- **Figure record listings**
════════

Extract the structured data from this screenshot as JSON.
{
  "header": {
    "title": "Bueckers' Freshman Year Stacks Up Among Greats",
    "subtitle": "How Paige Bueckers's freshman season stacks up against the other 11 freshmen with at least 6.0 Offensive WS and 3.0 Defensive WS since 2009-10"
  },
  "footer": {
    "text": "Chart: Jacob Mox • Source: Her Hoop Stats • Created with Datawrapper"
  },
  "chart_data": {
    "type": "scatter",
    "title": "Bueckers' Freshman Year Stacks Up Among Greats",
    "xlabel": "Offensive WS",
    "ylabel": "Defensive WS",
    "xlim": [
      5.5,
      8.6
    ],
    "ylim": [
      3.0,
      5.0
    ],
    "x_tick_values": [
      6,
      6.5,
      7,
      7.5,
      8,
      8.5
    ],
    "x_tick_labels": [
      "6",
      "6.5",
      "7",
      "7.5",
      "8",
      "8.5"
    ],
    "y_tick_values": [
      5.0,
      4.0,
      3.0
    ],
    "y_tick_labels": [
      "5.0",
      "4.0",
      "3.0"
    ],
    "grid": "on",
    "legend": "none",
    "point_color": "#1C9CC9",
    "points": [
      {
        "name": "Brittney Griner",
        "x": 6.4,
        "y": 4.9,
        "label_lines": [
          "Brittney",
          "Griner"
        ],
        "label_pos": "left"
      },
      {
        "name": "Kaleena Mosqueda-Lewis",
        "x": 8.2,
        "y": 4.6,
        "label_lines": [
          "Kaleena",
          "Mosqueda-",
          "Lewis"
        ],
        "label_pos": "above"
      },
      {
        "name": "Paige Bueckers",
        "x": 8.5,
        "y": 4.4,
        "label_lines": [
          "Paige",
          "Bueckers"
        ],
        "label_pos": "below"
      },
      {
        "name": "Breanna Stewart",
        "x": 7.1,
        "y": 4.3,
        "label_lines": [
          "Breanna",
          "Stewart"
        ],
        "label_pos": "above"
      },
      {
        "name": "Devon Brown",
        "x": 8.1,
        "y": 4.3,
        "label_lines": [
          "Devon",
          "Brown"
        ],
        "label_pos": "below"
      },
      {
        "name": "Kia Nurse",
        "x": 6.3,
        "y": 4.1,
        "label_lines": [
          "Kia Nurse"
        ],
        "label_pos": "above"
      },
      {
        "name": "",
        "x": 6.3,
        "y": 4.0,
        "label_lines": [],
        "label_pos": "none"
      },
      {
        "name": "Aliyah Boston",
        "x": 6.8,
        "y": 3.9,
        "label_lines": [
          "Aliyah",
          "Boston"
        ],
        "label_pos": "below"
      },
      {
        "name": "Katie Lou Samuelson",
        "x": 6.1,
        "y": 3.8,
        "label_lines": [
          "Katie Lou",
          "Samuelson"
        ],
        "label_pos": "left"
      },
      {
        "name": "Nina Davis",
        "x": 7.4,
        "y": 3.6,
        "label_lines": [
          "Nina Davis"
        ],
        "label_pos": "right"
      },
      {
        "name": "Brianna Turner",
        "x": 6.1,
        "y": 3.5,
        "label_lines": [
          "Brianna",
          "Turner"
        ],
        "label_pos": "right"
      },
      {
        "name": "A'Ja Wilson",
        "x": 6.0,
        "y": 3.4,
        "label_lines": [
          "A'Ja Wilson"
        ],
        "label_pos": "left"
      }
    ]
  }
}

════════

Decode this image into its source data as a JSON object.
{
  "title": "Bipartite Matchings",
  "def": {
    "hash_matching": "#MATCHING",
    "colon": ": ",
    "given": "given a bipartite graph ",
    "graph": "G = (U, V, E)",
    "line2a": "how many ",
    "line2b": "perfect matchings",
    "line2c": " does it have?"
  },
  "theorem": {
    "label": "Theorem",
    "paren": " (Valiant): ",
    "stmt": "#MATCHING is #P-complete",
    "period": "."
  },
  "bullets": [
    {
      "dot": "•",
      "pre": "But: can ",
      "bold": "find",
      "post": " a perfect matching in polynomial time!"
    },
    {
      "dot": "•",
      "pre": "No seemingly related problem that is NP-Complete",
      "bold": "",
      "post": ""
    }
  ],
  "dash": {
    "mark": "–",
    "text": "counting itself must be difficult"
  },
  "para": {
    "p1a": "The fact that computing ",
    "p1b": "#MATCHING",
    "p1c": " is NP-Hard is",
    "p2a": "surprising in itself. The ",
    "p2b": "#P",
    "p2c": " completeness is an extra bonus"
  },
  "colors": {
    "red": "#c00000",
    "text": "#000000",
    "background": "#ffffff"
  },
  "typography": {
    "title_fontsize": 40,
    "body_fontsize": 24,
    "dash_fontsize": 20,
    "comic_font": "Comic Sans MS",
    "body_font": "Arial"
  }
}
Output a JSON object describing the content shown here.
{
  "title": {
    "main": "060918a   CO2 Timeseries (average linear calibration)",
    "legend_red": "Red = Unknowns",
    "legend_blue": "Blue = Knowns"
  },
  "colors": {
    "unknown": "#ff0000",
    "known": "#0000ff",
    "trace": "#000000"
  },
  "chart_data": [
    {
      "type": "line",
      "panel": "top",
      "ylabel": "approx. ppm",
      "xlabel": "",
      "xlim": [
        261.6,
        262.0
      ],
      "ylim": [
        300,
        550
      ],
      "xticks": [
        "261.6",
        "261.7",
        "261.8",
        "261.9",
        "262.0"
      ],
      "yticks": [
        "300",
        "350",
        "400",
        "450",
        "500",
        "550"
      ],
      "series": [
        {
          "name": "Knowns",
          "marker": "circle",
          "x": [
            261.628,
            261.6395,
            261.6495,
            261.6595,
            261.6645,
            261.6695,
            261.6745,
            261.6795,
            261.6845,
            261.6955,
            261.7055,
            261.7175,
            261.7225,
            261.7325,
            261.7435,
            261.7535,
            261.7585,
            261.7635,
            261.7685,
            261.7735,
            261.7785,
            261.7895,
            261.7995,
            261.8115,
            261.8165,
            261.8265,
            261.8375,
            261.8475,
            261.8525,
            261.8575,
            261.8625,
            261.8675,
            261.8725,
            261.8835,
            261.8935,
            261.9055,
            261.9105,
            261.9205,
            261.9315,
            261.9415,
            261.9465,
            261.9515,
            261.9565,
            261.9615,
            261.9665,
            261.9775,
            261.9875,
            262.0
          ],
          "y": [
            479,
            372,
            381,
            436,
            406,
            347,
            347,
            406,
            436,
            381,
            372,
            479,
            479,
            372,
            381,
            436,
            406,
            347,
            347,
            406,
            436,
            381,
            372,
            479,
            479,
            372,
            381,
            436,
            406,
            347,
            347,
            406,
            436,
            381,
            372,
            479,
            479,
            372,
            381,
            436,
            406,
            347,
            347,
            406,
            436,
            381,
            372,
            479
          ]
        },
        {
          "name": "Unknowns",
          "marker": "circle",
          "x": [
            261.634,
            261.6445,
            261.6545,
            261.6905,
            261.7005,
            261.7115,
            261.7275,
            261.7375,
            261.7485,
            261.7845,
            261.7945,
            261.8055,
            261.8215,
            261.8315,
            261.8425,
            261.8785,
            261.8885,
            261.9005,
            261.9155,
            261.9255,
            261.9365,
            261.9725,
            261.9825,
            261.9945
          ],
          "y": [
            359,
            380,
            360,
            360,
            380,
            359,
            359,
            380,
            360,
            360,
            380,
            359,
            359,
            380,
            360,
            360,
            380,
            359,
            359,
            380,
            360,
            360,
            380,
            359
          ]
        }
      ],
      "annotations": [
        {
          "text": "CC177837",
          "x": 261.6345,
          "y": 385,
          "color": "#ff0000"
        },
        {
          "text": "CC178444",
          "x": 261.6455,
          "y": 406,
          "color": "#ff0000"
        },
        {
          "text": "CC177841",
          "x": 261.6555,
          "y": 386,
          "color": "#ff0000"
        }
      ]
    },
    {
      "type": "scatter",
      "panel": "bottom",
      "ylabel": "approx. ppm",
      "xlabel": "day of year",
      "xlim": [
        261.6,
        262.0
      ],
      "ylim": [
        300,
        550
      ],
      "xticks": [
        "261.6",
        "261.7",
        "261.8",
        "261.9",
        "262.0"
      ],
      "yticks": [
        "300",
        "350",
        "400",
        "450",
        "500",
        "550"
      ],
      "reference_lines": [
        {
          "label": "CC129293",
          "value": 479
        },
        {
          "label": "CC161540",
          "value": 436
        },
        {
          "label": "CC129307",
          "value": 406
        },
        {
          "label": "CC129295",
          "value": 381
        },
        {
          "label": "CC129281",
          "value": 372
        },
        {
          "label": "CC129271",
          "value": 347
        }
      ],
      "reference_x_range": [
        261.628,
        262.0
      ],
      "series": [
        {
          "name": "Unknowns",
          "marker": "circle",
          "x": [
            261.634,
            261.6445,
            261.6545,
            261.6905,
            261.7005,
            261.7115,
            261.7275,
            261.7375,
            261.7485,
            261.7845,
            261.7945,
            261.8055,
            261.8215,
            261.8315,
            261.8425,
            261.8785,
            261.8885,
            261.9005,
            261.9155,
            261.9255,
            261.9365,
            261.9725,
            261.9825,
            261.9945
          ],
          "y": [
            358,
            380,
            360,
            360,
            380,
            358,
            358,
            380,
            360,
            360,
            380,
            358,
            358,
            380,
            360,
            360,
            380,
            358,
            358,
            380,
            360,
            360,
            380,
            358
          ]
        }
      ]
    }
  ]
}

════════

- **REQUIREMENT**
Return each full line of the entries that contains the word "post".

- **RESPONSE TO THIS EXERCISE**
      "post": " a perfect matching in polynomial time!"
      "post": ""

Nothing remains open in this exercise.